(Extracted data entries)
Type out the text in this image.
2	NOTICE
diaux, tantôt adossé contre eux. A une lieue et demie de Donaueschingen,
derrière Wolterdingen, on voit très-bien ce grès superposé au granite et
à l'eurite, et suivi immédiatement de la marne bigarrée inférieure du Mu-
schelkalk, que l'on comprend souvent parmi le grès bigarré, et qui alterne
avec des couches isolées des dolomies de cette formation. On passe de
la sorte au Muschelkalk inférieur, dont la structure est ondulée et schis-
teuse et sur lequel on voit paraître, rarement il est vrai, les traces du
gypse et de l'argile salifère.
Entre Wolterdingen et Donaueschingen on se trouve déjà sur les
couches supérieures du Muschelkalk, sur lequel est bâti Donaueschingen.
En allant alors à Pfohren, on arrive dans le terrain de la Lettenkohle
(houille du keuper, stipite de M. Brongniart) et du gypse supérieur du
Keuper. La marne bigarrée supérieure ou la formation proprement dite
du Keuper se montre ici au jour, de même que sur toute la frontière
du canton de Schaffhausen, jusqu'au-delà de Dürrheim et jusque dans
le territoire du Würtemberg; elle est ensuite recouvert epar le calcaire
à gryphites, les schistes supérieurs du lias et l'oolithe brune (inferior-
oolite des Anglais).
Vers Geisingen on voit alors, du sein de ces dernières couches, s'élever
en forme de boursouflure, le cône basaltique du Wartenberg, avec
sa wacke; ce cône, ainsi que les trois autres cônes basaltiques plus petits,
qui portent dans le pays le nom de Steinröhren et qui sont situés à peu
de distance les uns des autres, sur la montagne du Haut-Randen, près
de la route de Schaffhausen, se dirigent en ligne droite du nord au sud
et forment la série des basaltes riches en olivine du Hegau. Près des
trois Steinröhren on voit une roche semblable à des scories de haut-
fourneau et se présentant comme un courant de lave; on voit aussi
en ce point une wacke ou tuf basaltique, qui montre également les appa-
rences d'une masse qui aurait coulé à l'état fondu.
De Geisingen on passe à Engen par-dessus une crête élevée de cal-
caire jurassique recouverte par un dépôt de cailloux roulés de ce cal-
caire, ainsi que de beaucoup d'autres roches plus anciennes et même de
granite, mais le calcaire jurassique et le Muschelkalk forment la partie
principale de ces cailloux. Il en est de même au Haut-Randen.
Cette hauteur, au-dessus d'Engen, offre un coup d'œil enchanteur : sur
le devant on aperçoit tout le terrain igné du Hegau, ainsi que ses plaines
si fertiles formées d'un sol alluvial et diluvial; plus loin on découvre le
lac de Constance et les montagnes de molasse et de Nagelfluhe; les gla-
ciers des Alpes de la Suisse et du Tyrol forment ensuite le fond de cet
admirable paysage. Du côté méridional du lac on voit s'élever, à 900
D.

→ **What the task asks**
All of the lines above must be returned exactly.

→ **Answer to this problem**
Type out the text in this image.
2	NOTICE
diaux, tantôt adossé contre eux. A une lieue et demie de Donaueschingen,
derrière Wolterdingen, on voit très-bien ce grès superposé au granite et
à l'eurite, et suivi immédiatement de la marne bigarrée inférieure du Mu-
schelkalk, que l'on comprend souvent parmi le grès bigarré, et qui alterne
avec des couches isolées des dolomies de cette formation. On passe de
la sorte au Muschelkalk inférieur, dont la structure est ondulée et schis-
teuse et sur lequel on voit paraître, rarement il est vrai, les traces du
gypse et de l'argile salifère.
Entre Wolterdingen et Donaueschingen on se trouve déjà sur les
couches supérieures du Muschelkalk, sur lequel est bâti Donaueschingen.
En allant alors à Pfohren, on arrive dans le terrain de la Lettenkohle
(houille du keuper, stipite de M. Brongniart) et du gypse supérieur du
Keuper. La marne bigarrée supérieure ou la formation proprement dite
du Keuper se montre ici au jour, de même que sur toute la frontière
du canton de Schaffhausen, jusqu'au-delà de Dürrheim et jusque dans
le territoire du Würtemberg; elle est ensuite recouvert epar le calcaire
à gryphites, les schistes supérieurs du lias et l'oolithe brune (inferior-
oolite des Anglais).
Vers Geisingen on voit alors, du sein de ces dernières couches, s'élever
en forme de boursouflure, le cône basaltique du Wartenberg, avec
sa wacke; ce cône, ainsi que les trois autres cônes basaltiques plus petits,
qui portent dans le pays le nom de Steinröhren et qui sont situés à peu
de distance les uns des autres, sur la montagne du Haut-Randen, près
de la route de Schaffhausen, se dirigent en ligne droite du nord au sud
et forment la série des basaltes riches en olivine du Hegau. Près des
trois Steinröhren on voit une roche semblable à des scories de haut-
fourneau et se présentant comme un courant de lave; on voit aussi
en ce point une wacke ou tuf basaltique, qui montre également les appa-
rences d'une masse qui aurait coulé à l'état fondu.
De Geisingen on passe à Engen par-dessus une crête élevée de cal-
caire jurassique recouverte par un dépôt de cailloux roulés de ce cal-
caire, ainsi que de beaucoup d'autres roches plus anciennes et même de
granite, mais le calcaire jurassique et le Muschelkalk forment la partie
principale de ces cailloux. Il en est de même au Haut-Randen.
Cette hauteur, au-dessus d'Engen, offre un coup d'œil enchanteur : sur
le devant on aperçoit tout le terrain igné du Hegau, ainsi que ses plaines
si fertiles formées d'un sol alluvial et diluvial; plus loin on découvre le
lac de Constance et les montagnes de molasse et de Nagelfluhe; les gla-
ciers des Alpes de la Suisse et du Tyrol forment ensuite le fond de cet
admirable paysage. Du côté méridional du lac on voit s'élever, à 900
D.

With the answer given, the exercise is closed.